■ **PROBLEM DETAILS**
Among the records that follow, count the lines with the string "deck"; report only that count.

■ **DATA EXTRACT**
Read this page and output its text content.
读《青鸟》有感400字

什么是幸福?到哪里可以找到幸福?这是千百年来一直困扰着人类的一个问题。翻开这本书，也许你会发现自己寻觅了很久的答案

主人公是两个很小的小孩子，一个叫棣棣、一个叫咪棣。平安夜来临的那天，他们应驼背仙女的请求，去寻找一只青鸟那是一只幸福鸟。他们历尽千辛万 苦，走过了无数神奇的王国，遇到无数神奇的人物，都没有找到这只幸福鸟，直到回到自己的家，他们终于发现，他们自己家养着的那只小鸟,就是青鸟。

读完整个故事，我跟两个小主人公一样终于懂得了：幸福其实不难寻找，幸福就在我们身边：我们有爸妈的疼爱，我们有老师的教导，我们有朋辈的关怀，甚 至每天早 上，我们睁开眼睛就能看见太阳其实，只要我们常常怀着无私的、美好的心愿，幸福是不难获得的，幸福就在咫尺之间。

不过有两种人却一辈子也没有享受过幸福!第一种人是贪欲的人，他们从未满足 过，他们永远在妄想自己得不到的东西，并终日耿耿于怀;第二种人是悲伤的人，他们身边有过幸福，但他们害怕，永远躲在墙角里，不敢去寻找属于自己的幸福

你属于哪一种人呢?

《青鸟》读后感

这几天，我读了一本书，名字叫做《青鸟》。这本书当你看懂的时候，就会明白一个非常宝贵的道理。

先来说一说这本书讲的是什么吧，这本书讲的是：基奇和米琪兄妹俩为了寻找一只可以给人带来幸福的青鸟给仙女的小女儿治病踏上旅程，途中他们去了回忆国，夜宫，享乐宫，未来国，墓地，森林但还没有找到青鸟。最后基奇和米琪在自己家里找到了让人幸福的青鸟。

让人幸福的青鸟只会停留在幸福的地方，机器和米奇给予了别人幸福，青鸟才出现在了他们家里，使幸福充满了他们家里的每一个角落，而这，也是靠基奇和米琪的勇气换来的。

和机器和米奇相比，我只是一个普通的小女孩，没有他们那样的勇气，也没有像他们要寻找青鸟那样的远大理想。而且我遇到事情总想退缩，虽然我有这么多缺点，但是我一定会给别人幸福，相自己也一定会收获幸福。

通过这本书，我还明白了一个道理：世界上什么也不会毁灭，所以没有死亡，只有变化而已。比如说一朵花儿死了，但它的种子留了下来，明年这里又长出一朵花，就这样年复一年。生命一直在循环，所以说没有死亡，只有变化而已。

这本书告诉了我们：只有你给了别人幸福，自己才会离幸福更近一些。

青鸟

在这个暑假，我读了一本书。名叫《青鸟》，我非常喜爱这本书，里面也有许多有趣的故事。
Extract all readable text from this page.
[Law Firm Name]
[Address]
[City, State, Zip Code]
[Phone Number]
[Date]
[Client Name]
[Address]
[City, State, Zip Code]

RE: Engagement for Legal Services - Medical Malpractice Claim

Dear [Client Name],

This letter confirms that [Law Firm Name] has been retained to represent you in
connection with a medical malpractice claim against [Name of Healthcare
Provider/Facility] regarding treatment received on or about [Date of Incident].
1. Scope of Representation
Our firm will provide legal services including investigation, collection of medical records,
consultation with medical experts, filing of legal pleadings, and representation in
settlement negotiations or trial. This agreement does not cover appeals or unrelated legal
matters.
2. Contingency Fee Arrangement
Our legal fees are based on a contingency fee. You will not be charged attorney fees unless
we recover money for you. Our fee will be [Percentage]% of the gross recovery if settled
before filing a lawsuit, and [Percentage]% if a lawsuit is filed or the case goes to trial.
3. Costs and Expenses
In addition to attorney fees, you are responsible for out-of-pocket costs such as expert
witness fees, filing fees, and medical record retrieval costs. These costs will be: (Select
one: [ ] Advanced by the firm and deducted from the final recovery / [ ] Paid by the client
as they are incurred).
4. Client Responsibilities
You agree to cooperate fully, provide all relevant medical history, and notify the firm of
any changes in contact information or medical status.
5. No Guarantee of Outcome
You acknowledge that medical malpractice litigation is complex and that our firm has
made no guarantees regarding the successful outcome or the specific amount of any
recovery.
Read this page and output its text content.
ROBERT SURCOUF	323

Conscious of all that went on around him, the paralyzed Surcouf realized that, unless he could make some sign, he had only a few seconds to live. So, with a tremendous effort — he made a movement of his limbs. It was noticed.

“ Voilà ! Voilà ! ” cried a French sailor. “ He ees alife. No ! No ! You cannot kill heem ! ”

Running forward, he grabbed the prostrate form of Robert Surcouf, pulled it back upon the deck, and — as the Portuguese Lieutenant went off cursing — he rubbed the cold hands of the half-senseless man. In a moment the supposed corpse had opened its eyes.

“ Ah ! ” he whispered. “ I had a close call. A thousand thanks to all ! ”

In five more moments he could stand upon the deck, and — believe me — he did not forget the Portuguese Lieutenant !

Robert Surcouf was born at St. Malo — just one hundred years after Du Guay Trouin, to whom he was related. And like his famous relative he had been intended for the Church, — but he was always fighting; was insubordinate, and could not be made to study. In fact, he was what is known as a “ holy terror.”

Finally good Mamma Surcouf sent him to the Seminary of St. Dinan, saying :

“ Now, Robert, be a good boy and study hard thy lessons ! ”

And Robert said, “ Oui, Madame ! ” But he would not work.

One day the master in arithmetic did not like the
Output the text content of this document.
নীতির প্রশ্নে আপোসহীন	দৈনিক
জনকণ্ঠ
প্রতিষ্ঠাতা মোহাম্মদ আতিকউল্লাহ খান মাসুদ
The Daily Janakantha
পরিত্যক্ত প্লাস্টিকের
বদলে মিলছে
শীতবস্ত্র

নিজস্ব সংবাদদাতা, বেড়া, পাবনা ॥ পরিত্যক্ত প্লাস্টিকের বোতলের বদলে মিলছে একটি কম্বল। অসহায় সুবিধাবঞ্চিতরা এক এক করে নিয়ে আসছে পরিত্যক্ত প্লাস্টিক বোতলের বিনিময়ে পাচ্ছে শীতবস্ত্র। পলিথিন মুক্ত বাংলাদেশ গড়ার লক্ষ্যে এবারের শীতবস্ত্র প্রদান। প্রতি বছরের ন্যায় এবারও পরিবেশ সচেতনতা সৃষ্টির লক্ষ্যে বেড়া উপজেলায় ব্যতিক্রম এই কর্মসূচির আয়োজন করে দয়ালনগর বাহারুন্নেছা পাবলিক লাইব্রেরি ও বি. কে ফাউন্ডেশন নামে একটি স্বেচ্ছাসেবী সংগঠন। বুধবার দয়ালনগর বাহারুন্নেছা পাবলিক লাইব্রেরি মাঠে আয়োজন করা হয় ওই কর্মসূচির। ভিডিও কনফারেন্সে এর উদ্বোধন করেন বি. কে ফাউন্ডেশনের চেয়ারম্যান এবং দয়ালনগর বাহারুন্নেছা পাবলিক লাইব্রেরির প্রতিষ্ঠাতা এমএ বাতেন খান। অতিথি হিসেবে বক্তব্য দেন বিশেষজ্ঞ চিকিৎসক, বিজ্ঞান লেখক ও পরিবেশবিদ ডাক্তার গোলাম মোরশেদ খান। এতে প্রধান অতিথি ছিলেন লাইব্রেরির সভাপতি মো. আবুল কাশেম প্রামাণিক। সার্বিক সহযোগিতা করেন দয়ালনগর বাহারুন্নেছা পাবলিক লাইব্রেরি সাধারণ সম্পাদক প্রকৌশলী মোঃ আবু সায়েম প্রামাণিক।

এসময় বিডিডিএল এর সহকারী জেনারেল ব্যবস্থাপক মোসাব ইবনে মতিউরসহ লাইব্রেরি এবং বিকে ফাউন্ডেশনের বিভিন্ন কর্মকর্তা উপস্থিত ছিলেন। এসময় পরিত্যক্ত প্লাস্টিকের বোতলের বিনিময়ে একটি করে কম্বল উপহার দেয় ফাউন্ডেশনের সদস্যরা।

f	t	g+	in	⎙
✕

■ **WRITTEN RESPONSE**
2